Return the data below unchanged, keeping every line in its original order.

-=-=-

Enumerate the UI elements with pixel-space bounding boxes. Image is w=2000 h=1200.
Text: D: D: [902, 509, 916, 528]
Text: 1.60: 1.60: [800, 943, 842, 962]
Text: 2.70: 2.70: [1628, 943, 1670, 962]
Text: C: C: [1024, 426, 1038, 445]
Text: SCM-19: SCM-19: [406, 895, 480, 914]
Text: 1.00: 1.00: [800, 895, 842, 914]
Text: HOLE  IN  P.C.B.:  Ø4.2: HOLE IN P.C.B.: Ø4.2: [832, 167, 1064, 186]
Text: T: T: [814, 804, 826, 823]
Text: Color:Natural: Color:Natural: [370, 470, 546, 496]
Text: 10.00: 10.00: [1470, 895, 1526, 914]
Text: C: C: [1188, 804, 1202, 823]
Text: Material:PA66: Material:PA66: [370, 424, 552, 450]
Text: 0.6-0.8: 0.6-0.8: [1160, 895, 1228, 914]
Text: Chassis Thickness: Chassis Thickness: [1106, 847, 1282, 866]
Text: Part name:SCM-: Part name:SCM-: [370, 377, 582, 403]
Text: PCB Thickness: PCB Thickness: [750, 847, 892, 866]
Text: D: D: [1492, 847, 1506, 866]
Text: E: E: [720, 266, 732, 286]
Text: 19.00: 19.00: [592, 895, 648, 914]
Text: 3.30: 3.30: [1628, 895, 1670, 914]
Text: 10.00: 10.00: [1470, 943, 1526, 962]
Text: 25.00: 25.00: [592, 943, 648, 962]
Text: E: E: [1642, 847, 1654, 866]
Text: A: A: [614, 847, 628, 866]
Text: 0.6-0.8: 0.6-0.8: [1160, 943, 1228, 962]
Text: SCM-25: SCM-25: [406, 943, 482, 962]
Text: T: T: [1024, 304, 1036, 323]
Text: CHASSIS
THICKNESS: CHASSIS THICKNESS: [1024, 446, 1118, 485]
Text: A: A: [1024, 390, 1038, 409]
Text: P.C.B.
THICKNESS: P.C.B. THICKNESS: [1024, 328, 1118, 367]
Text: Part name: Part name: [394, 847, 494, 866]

-=-=-

◆ The response
Enumerate the UI elements with pixel-space bounding boxes. Image is w=2000 h=1200.
Text: D: D: [902, 509, 916, 528]
Text: 1.60: 1.60: [800, 943, 842, 962]
Text: 2.70: 2.70: [1628, 943, 1670, 962]
Text: C: C: [1024, 426, 1038, 445]
Text: SCM-19: SCM-19: [406, 895, 480, 914]
Text: 1.00: 1.00: [800, 895, 842, 914]
Text: HOLE  IN  P.C.B.:  Ø4.2: HOLE IN P.C.B.: Ø4.2: [832, 167, 1064, 186]
Text: T: T: [814, 804, 826, 823]
Text: Color:Natural: Color:Natural: [370, 470, 546, 496]
Text: 10.00: 10.00: [1470, 895, 1526, 914]
Text: C: C: [1188, 804, 1202, 823]
Text: Material:PA66: Material:PA66: [370, 424, 552, 450]
Text: 0.6-0.8: 0.6-0.8: [1160, 895, 1228, 914]
Text: Chassis Thickness: Chassis Thickness: [1106, 847, 1282, 866]
Text: Part name:SCM-: Part name:SCM-: [370, 377, 582, 403]
Text: PCB Thickness: PCB Thickness: [750, 847, 892, 866]
Text: D: D: [1492, 847, 1506, 866]
Text: E: E: [720, 266, 732, 286]
Text: 19.00: 19.00: [592, 895, 648, 914]
Text: 3.30: 3.30: [1628, 895, 1670, 914]
Text: 10.00: 10.00: [1470, 943, 1526, 962]
Text: 25.00: 25.00: [592, 943, 648, 962]
Text: E: E: [1642, 847, 1654, 866]
Text: A: A: [614, 847, 628, 866]
Text: 0.6-0.8: 0.6-0.8: [1160, 943, 1228, 962]
Text: SCM-25: SCM-25: [406, 943, 482, 962]
Text: T: T: [1024, 304, 1036, 323]
Text: CHASSIS
THICKNESS: CHASSIS THICKNESS: [1024, 446, 1118, 485]
Text: A: A: [1024, 390, 1038, 409]
Text: P.C.B.
THICKNESS: P.C.B. THICKNESS: [1024, 328, 1118, 367]
Text: Part name: Part name: [394, 847, 494, 866]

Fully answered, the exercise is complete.